### Data excerpts:
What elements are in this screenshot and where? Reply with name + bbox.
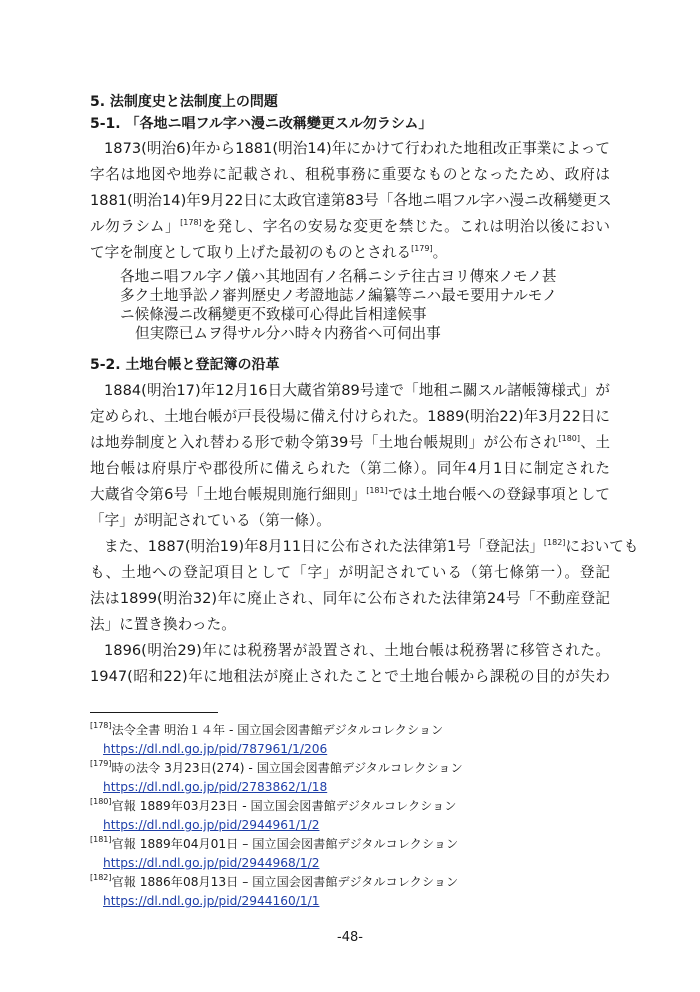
footnote-link[interactable]: https://dl.ndl.go.jp/pid/2944160/1/1 — [103, 894, 320, 908]
footnote-mark: [178] — [90, 721, 112, 730]
subsection-heading-5-2: 5-2. 土地台帳と登記簿の沿革 — [90, 357, 280, 373]
footnote-ref-178[interactable]: [178] — [180, 218, 202, 227]
quote-line: 各地ニ唱フル字ノ儀ハ其地固有ノ名稱ニシテ往古ヨリ傳來ノモノ甚 — [120, 268, 557, 285]
text-span: また、1887(明治19)年8月11日に公布された法律第1号「登記法」 — [104, 538, 544, 555]
paragraph-3-line: も、土地への登記項目として「字」が明記されている（第七條第一）。登記 — [90, 564, 610, 581]
quote-line: 多ク土地爭訟ノ審判歴史ノ考證地誌ノ編纂等ニハ最モ要用ナルモノ — [120, 287, 557, 304]
paragraph-1-line: 1873(明治6)年から1881(明治14)年にかけて行われた地租改正事業によって — [104, 140, 610, 157]
footnote-link[interactable]: https://dl.ndl.go.jp/pid/2783862/1/18 — [103, 780, 328, 794]
paragraph-2-line: 「字」が明記されている（第一條）。 — [90, 512, 331, 529]
paragraph-3-line: 法」に置き換わった。 — [90, 616, 236, 633]
footnote-link[interactable]: https://dl.ndl.go.jp/pid/2944961/1/2 — [103, 818, 320, 832]
text-span: ル勿ラシム」 — [90, 218, 181, 235]
paragraph-2-line — [90, 433, 610, 453]
footnote-text: 官報 1889年03月23日 - 国立国会図書館デジタルコレクション — [111, 799, 457, 813]
quote-line: ニ候條漫ニ改稱變更不致様可心得此旨相達候事 — [120, 306, 427, 323]
paragraph-3-line — [104, 537, 639, 557]
text-span: では土地台帳への登録事項として — [387, 486, 610, 503]
text-span: 。 — [432, 244, 448, 261]
paragraph-1-line — [90, 217, 610, 237]
text-span: て字を制度として取り上げた最初のものとされる — [90, 244, 412, 261]
text-span: を発し、字名の安易な変更を禁じた。これは明治以後におい — [201, 218, 610, 235]
footnote-mark: [179] — [90, 759, 112, 768]
footnote-178 — [90, 722, 443, 739]
section-heading: 5. 法制度史と法制度上の問題 — [90, 94, 278, 110]
paragraph-2-line: 1884(明治17)年12月16日大蔵省第89号達で「地租ニ關スル諸帳簿様式」が — [104, 382, 610, 399]
page-number: -48- — [337, 930, 363, 945]
footnote-181 — [90, 836, 458, 853]
text-span: 、土 — [580, 434, 610, 451]
paragraph-1-line: 字名は地図や地券に記載され、租税事務に重要なものとなったため、政府は — [90, 166, 610, 183]
footnote-divider — [90, 712, 218, 713]
paragraph-1-line: 1881(明治14)年9月22日に太政官達第83号「各地ニ唱フル字ハ漫ニ改稱變更ス — [90, 192, 612, 209]
footnote-ref-182[interactable]: [182] — [543, 538, 566, 547]
footnote-ref-180[interactable]: [180] — [558, 434, 581, 443]
footnote-179 — [90, 760, 463, 777]
footnote-text: 官報 1889年04月01日 – 国立国会図書館デジタルコレクション — [111, 837, 459, 851]
text-span: においても — [565, 538, 639, 555]
footnote-link[interactable]: https://dl.ndl.go.jp/pid/2944968/1/2 — [103, 856, 320, 870]
footnote-mark: [180] — [90, 797, 112, 806]
paragraph-2-line: 定められ、土地台帳が戸長役場に備え付けられた。1889(明治22)年3月22日に — [90, 408, 610, 425]
paragraph-2-line — [90, 485, 610, 505]
footnote-text: 官報 1886年08月13日 – 国立国会図書館デジタルコレクション — [111, 875, 459, 889]
footnote-182 — [90, 874, 458, 891]
text-span: 大蔵省令第6号「土地台帳規則施行細則」 — [90, 486, 367, 503]
footnote-mark: [181] — [90, 835, 112, 844]
paragraph-1-line — [90, 243, 610, 263]
footnote-ref-181[interactable]: [181] — [366, 486, 388, 495]
footnote-180 — [90, 798, 456, 815]
quote-line: 但実際已ムヲ得サル分ハ時々内務省へ可伺出事 — [135, 325, 441, 342]
paragraph-2-line: 地台帳は府県庁や郡役所に備えられた（第二條）。同年4月1日に制定された — [90, 460, 610, 477]
paragraph-3-line: 法は1899(明治32)年に廃止され、同年に公布された法律第24号「不動産登記 — [90, 590, 610, 607]
footnote-text: 法令全書 明治１４年 - 国立国会図書館デジタルコレクション — [111, 723, 444, 737]
footnote-text: 時の法令 3月23日(274) - 国立国会図書館デジタルコレクション — [111, 761, 463, 775]
paragraph-4-line: 1947(昭和22)年に地租法が廃止されたことで土地台帳から課税の目的が失わ — [90, 668, 610, 685]
text-span: は地券制度と入れ替わる形で勅令第39号「土地台帳規則」が公布され — [90, 434, 559, 451]
footnote-mark: [182] — [90, 873, 112, 882]
subsection-heading-5-1: 5-1. 「各地ニ唱フル字ハ漫ニ改稱變更スル勿ラシム」 — [90, 116, 433, 132]
footnote-link[interactable]: https://dl.ndl.go.jp/pid/787961/1/206 — [103, 742, 328, 756]
paragraph-4-line: 1896(明治29)年には税務署が設置され、土地台帳は税務署に移管された。 — [104, 642, 610, 659]
footnote-ref-179[interactable]: [179] — [411, 244, 433, 253]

### What needs to be done:
Can you rewrite the records from the line that contains "894, 320, 908]" up to and including the line that contains "footnote-divider — [90, 712, 218, 713]" as a Markdown table with the columns Row and Line, numbering each row and leaving out blank lines?

### Full response:
| Row | Line |
|---|---|
| 1 | footnote-link[interactable]: https://dl.ndl.go.jp/pid/2944160/1/1 — [103, 894, 320, 908] |
| 2 | footnote-mark: [178] — [90, 721, 112, 730] |
| 3 | subsection-heading-5-2: 5-2. 土地台帳と登記簿の沿革 — [90, 357, 280, 373] |
| 4 | footnote-ref-178[interactable]: [178] — [180, 218, 202, 227] |
| 5 | quote-line: 各地ニ唱フル字ノ儀ハ其地固有ノ名稱ニシテ往古ヨリ傳來ノモノ甚 — [120, 268, 557, 285] |
| 6 | text-span: また、1887(明治19)年8月11日に公布された法律第1号「登記法」 — [104, 538, 544, 555] |
| 7 | paragraph-3-line: も、土地への登記項目として「字」が明記されている（第七條第一）。登記 — [90, 564, 610, 581] |
| 8 | quote-line: 多ク土地爭訟ノ審判歴史ノ考證地誌ノ編纂等ニハ最モ要用ナルモノ — [120, 287, 557, 304] |
| 9 | paragraph-1-line: 1873(明治6)年から1881(明治14)年にかけて行われた地租改正事業によって — [104, 140, 610, 157] |
| 10 | footnote-link[interactable]: https://dl.ndl.go.jp/pid/2783862/1/18 — [103, 780, 328, 794] |
| 11 | paragraph-2-line: 「字」が明記されている（第一條）。 — [90, 512, 331, 529] |
| 12 | paragraph-3-line: 法」に置き換わった。 — [90, 616, 236, 633] |
| 13 | footnote-link[interactable]: https://dl.ndl.go.jp/pid/2944961/1/2 — [103, 818, 320, 832] |
| 14 | text-span: ル勿ラシム」 — [90, 218, 181, 235] |
| 15 | paragraph-2-line — [90, 433, 610, 453] |
| 16 | footnote-text: 官報 1889年03月23日 - 国立国会図書館デジタルコレクション — [111, 799, 457, 813] |
| 17 | quote-line: ニ候條漫ニ改稱變更不致様可心得此旨相達候事 — [120, 306, 427, 323] |
| 18 | paragraph-3-line — [104, 537, 639, 557] |
| 19 | text-span: では土地台帳への登録事項として — [387, 486, 610, 503] |
| 20 | text-span: 。 — [432, 244, 448, 261] |
| 21 | paragraph-1-line — [90, 217, 610, 237] |
| 22 | text-span: て字を制度として取り上げた最初のものとされる — [90, 244, 412, 261] |
| 23 | text-span: を発し、字名の安易な変更を禁じた。これは明治以後におい — [201, 218, 610, 235] |
| 24 | footnote-mark: [179] — [90, 759, 112, 768] |
| 25 | footnote-178 — [90, 722, 443, 739] |
| 26 | section-heading: 5. 法制度史と法制度上の問題 — [90, 94, 278, 110] |
| 27 | paragraph-2-line: 1884(明治17)年12月16日大蔵省第89号達で「地租ニ關スル諸帳簿様式」が — [104, 382, 610, 399] |
| 28 | page-number: -48- — [337, 930, 363, 945] |
| 29 | footnote-181 — [90, 836, 458, 853] |
| 30 | text-span: 、土 — [580, 434, 610, 451] |
| 31 | paragraph-1-line: 字名は地図や地券に記載され、租税事務に重要なものとなったため、政府は — [90, 166, 610, 183] |
| 32 | footnote-divider — [90, 712, 218, 713] |